=== Rows from a figure dataset ===
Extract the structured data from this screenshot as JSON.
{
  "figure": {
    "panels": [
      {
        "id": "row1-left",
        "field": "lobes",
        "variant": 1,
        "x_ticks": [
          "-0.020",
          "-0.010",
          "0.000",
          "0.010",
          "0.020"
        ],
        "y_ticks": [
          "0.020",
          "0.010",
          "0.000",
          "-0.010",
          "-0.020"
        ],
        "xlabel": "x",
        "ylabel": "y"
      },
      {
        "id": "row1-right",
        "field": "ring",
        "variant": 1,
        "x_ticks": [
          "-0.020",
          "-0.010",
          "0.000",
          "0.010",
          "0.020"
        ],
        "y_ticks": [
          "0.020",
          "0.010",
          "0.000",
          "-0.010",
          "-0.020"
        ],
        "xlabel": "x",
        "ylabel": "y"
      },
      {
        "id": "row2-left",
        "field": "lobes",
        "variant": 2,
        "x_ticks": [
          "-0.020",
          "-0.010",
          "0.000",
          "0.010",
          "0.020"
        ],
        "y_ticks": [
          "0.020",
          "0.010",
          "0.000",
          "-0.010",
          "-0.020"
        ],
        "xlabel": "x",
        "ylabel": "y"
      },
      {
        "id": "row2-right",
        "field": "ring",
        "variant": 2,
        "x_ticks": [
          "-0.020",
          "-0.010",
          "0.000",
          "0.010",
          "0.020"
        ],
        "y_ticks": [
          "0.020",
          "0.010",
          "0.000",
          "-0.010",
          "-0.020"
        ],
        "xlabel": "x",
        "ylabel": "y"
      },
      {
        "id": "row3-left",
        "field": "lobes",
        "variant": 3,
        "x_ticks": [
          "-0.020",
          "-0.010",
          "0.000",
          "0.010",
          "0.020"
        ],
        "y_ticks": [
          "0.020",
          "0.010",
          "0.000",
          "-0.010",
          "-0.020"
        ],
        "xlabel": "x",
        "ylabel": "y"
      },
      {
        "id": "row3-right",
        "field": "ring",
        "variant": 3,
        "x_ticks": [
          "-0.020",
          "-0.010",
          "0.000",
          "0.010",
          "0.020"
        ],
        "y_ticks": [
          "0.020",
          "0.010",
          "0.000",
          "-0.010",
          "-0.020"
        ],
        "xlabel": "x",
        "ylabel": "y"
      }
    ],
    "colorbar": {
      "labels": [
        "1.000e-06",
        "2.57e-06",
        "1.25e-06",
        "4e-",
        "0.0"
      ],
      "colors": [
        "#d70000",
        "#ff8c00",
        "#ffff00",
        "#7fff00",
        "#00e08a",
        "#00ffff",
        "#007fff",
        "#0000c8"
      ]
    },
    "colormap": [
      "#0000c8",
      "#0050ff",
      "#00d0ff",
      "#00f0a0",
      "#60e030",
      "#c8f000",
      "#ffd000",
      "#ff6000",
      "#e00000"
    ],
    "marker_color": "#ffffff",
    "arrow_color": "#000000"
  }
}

* * *

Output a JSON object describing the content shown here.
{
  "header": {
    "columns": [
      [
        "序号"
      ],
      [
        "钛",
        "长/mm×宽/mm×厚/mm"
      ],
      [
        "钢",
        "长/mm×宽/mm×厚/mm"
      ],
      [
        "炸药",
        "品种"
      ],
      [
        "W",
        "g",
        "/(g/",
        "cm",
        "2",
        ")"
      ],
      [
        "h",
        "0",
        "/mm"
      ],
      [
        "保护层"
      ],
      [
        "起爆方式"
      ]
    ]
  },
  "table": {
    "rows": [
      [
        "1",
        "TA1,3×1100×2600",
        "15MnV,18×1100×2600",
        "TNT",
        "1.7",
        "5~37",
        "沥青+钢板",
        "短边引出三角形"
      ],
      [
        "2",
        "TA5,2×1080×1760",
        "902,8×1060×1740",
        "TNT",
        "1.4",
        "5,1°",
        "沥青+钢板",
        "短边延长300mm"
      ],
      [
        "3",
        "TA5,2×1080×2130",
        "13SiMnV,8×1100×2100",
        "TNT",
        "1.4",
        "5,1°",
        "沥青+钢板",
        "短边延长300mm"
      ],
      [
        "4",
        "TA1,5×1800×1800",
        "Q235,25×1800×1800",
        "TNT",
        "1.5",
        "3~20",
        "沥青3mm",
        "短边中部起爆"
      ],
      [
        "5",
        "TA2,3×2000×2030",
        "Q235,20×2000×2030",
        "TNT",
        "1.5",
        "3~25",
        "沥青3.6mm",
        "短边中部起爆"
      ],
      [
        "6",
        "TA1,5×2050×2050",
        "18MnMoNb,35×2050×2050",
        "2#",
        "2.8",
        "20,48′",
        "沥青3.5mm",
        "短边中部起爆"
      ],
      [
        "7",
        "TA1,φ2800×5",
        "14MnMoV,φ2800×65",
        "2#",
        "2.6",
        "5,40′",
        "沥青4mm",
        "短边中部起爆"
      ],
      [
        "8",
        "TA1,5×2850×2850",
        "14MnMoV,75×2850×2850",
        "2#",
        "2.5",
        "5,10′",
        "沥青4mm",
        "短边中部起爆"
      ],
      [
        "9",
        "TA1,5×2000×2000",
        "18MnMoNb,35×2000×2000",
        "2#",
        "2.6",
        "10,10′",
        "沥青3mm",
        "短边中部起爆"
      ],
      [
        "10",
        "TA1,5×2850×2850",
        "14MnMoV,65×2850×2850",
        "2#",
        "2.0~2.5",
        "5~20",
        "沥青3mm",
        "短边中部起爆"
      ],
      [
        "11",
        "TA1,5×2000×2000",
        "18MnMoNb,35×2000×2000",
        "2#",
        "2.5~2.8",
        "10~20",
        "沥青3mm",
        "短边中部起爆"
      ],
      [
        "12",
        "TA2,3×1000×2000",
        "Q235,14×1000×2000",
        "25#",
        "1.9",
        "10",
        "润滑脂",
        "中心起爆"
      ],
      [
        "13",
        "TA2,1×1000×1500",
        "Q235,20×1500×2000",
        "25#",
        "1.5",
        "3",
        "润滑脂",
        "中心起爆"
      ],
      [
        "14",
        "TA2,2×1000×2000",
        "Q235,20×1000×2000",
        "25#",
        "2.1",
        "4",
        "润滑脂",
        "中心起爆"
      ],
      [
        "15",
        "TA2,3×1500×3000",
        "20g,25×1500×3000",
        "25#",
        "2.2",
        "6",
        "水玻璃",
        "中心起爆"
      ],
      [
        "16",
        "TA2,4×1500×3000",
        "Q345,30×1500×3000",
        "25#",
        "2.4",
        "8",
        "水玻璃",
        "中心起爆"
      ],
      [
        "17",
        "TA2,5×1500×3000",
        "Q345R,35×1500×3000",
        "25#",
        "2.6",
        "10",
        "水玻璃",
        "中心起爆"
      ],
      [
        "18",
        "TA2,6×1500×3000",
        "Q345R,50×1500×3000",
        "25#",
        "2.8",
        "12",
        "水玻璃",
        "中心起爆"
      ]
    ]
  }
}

--

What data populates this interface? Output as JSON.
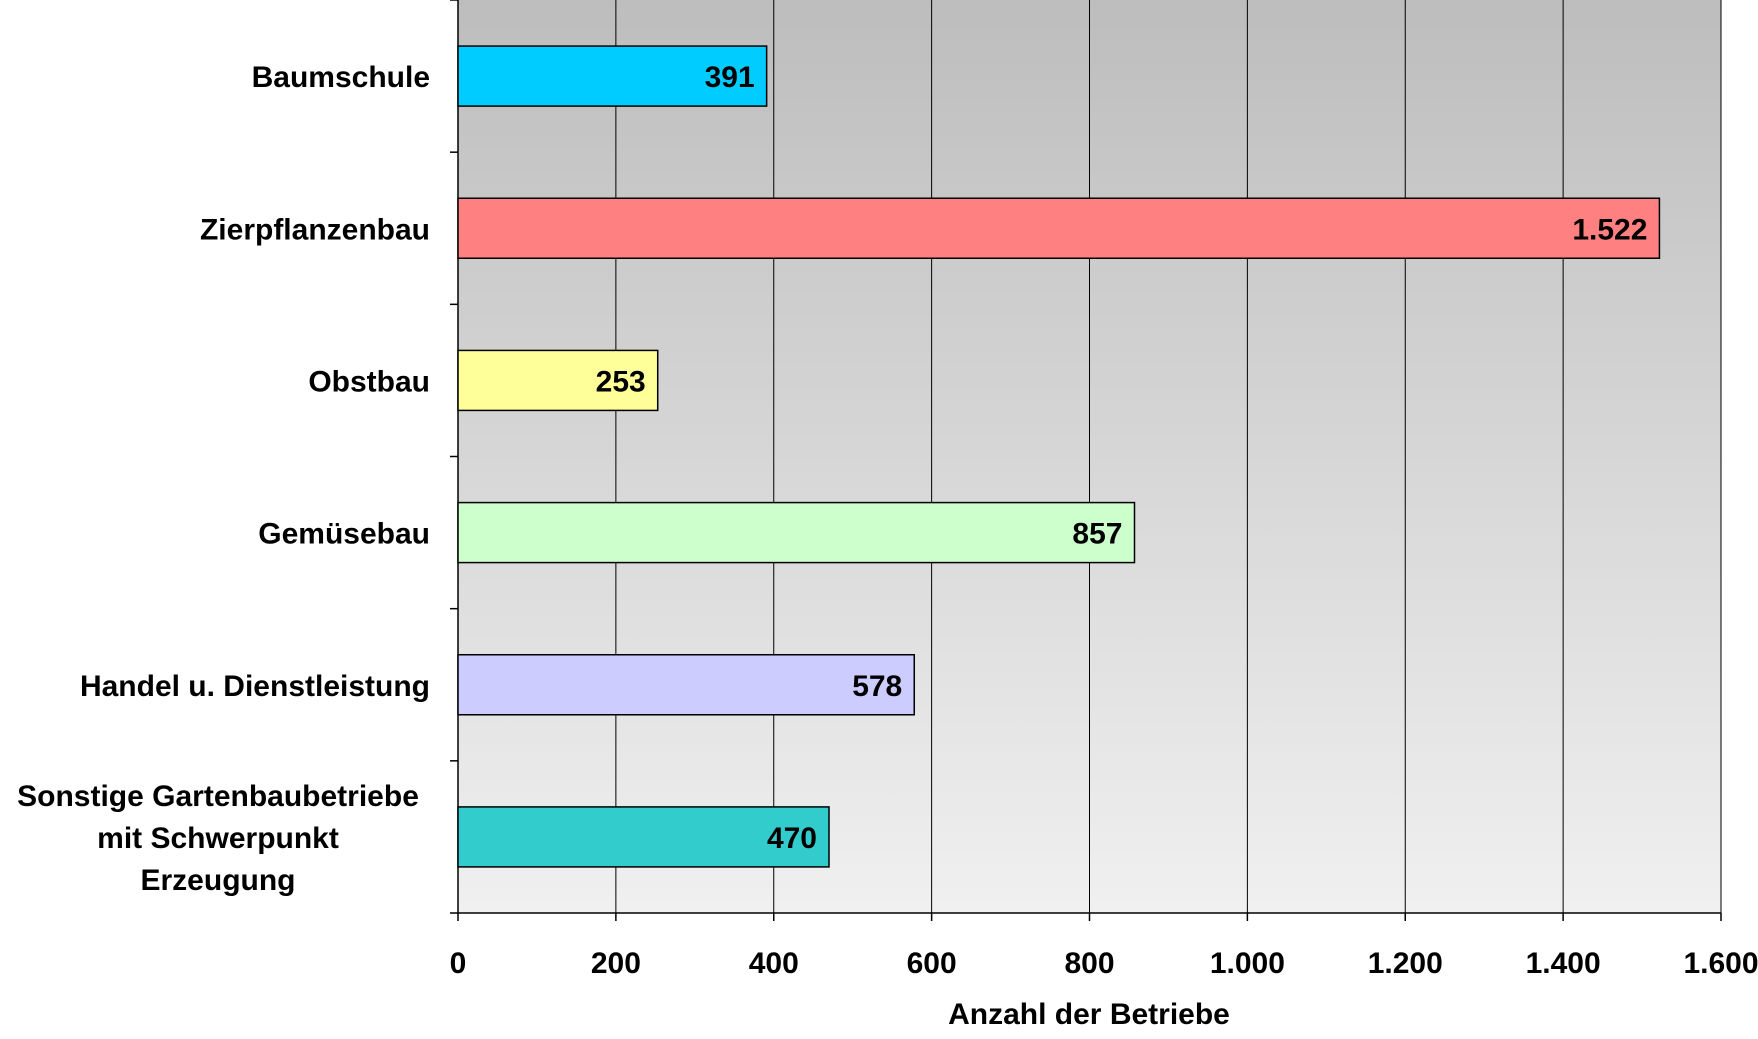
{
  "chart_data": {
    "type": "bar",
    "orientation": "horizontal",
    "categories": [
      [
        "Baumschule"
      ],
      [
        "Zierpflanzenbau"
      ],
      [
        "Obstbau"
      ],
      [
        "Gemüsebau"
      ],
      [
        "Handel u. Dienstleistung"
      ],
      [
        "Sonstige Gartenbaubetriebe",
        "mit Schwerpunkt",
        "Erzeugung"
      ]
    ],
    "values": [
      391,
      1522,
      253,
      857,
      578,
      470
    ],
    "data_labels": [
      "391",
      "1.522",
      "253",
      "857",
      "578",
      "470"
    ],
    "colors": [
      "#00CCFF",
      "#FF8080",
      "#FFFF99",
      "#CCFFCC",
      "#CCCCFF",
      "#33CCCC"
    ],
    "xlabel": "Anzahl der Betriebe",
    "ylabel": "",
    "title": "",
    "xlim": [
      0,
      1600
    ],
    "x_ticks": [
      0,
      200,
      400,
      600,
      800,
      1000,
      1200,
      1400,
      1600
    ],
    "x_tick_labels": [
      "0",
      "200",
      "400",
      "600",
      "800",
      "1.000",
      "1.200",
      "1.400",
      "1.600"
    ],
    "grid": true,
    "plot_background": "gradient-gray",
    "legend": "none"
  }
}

=== Work required ===
Copy each line of the listing in which the word "this" can be found.

=== Complete response ===
Extract the structured data from this screenshot as JSON.
What data populates this interface? Output as JSON.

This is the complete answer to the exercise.